Tally up the lines below that include the word "them". Answer with the number alone.
★ ★ ★
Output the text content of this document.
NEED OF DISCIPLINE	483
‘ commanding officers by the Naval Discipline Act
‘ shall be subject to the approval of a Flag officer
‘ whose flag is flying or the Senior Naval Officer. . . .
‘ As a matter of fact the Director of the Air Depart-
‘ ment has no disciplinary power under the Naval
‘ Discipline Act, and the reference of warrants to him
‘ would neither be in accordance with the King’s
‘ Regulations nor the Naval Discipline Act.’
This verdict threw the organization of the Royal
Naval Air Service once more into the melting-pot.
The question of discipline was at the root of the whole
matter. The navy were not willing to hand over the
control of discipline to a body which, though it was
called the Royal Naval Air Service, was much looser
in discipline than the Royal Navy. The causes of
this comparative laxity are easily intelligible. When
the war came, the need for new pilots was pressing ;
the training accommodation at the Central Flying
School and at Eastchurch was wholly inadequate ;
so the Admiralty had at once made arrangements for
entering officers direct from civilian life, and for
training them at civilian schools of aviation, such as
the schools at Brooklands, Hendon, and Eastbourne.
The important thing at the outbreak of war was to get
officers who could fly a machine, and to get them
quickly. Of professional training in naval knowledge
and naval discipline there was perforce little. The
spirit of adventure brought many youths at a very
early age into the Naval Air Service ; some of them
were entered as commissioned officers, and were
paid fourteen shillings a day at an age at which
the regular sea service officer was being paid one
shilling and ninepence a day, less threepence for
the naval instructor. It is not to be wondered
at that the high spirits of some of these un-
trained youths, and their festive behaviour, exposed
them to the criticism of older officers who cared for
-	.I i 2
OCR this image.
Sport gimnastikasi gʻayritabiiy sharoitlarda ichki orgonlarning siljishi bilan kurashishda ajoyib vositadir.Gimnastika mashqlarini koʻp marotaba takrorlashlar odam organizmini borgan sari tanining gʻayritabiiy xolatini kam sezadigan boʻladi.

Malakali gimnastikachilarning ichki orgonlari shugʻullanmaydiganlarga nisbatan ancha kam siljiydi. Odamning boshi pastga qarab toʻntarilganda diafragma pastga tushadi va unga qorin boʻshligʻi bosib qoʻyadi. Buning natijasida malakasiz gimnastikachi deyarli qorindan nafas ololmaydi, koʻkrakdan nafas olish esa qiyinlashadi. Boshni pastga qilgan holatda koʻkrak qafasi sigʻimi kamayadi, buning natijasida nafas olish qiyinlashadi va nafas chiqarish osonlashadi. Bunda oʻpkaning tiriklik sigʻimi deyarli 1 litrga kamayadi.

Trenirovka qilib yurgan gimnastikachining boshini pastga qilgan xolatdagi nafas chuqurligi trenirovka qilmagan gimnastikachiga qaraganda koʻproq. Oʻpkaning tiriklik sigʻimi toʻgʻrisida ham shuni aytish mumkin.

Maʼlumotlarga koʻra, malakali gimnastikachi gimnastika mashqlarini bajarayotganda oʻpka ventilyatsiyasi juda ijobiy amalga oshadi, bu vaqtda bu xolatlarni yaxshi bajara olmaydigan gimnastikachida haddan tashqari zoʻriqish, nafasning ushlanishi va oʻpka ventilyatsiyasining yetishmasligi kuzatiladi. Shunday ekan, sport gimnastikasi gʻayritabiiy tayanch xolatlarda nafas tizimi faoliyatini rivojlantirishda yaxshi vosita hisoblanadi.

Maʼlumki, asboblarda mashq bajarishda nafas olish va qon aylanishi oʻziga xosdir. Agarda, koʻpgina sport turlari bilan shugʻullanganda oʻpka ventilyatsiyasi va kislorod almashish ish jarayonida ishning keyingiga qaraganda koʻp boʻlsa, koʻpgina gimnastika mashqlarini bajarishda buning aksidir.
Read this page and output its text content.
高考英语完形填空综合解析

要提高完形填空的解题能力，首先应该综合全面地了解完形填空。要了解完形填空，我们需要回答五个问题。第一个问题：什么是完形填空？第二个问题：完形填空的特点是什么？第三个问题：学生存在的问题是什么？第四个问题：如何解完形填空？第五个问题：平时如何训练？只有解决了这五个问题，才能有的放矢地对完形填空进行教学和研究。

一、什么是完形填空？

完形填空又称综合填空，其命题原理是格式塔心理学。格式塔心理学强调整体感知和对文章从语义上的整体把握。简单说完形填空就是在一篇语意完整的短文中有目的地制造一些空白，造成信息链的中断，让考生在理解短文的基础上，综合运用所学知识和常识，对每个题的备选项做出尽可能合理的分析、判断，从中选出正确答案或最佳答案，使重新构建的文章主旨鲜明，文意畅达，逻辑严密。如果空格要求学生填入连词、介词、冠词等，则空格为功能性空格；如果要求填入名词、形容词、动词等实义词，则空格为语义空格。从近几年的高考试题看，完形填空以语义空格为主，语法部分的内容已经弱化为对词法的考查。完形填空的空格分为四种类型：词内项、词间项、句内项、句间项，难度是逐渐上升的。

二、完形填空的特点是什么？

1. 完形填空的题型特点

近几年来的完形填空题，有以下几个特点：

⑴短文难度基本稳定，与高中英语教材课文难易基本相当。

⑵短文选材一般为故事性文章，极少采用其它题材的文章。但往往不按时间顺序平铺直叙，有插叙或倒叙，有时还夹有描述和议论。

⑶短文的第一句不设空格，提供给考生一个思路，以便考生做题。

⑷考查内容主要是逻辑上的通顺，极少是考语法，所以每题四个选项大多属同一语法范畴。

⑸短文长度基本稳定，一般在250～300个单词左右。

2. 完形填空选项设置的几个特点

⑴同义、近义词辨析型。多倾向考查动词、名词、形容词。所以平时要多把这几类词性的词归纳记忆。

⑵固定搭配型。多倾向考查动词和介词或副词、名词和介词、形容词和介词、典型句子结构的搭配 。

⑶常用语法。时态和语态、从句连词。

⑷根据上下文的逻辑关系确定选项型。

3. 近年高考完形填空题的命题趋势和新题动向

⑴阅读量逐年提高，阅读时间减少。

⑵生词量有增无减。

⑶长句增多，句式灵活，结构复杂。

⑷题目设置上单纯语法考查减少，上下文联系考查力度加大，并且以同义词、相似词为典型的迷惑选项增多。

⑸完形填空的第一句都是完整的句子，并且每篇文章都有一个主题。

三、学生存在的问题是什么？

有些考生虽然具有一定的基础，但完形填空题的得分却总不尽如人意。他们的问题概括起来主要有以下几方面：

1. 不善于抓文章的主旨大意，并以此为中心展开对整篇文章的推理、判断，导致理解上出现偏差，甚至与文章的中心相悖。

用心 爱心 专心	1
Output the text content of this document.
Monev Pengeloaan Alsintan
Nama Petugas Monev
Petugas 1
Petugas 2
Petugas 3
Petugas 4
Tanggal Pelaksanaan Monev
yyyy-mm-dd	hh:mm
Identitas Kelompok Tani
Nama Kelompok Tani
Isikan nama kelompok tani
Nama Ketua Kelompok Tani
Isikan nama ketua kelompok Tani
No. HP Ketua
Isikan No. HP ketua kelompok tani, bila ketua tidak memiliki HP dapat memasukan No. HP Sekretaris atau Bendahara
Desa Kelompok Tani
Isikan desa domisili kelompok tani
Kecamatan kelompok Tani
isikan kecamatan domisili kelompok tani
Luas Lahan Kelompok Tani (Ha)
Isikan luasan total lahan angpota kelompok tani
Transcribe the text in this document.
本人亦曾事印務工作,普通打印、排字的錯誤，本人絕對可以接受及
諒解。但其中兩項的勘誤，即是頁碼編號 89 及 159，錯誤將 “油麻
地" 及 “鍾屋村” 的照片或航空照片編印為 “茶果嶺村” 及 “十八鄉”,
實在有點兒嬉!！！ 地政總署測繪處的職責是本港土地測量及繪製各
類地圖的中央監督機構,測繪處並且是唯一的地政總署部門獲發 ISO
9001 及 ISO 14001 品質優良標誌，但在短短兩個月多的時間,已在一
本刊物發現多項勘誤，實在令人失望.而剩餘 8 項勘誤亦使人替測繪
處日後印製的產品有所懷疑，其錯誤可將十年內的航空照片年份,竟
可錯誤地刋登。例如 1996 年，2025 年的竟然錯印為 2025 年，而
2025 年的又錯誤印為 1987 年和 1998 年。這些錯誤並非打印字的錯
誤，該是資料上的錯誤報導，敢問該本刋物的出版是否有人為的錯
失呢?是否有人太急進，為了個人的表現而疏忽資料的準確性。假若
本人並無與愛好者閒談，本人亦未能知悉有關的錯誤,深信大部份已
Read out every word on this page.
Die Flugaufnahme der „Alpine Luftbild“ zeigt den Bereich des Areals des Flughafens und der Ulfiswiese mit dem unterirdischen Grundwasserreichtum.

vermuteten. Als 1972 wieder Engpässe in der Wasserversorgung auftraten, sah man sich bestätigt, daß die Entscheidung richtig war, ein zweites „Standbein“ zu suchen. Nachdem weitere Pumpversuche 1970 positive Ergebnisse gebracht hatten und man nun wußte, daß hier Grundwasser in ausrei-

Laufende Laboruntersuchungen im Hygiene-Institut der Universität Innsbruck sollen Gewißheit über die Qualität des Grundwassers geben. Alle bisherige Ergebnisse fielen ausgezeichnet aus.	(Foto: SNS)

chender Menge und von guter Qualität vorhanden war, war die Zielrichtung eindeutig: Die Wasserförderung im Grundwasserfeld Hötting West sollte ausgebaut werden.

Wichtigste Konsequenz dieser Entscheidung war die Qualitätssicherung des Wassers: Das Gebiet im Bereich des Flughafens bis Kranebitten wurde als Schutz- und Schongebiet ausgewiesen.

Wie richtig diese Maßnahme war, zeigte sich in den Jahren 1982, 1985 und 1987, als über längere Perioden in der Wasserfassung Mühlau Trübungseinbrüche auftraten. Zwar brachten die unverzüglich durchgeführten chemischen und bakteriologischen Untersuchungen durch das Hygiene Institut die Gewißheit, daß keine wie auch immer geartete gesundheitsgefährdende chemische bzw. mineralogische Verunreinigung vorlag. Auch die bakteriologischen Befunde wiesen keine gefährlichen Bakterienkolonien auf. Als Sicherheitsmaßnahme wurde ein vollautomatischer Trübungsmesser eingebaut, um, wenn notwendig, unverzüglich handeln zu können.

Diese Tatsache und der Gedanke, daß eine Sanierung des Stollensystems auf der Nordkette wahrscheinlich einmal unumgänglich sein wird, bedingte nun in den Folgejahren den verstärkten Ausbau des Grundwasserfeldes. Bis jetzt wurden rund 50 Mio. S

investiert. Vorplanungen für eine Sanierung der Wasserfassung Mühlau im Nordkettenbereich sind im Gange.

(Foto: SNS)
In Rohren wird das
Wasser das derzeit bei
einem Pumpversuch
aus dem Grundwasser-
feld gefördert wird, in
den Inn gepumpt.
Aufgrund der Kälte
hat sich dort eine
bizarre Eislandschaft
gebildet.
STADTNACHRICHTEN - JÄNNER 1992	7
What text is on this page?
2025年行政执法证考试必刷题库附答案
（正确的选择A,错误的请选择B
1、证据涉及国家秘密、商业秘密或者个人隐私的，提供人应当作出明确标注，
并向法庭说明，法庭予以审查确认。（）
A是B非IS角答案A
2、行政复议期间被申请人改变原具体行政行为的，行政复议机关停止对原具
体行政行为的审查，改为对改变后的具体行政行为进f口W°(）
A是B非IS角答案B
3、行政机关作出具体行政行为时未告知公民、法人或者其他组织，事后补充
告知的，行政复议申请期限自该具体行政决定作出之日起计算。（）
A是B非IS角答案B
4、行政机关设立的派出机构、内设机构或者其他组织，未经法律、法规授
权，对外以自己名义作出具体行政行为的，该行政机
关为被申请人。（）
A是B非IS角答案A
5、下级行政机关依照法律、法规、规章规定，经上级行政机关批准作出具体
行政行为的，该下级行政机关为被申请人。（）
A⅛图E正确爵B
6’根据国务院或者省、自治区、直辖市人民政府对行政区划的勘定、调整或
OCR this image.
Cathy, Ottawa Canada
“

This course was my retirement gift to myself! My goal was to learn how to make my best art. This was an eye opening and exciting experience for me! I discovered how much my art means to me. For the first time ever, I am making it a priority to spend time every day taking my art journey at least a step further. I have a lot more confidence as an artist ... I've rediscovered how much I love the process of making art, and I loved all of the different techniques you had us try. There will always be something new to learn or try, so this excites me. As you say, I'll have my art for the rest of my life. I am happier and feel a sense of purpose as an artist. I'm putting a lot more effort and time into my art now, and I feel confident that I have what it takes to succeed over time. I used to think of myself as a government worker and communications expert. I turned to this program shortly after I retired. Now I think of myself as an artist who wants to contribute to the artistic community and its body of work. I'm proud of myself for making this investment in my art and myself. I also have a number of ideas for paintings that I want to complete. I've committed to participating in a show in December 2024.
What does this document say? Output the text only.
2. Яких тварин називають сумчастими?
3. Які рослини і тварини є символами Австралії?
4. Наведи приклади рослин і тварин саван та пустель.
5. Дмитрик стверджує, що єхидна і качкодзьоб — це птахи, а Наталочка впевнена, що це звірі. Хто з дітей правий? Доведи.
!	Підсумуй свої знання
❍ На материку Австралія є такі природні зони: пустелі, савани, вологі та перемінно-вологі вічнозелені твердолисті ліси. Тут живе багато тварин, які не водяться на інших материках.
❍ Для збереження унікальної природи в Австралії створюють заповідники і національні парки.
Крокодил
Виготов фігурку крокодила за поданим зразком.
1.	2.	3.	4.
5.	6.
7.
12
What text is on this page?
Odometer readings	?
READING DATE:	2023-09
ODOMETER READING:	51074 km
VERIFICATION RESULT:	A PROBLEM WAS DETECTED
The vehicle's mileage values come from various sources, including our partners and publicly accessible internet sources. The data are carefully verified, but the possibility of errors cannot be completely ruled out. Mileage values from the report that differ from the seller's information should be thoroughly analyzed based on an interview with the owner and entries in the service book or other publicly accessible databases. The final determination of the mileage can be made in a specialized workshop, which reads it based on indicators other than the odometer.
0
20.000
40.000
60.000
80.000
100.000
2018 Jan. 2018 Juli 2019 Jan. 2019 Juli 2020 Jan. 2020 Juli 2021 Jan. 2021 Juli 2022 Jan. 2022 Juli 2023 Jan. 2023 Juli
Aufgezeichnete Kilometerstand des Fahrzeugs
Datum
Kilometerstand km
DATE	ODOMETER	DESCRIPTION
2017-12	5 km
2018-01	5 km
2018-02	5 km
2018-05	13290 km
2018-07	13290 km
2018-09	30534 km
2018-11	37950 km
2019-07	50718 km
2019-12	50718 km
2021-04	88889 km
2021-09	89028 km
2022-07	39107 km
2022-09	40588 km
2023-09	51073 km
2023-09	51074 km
★ ★ ★
Exercise solution =>
4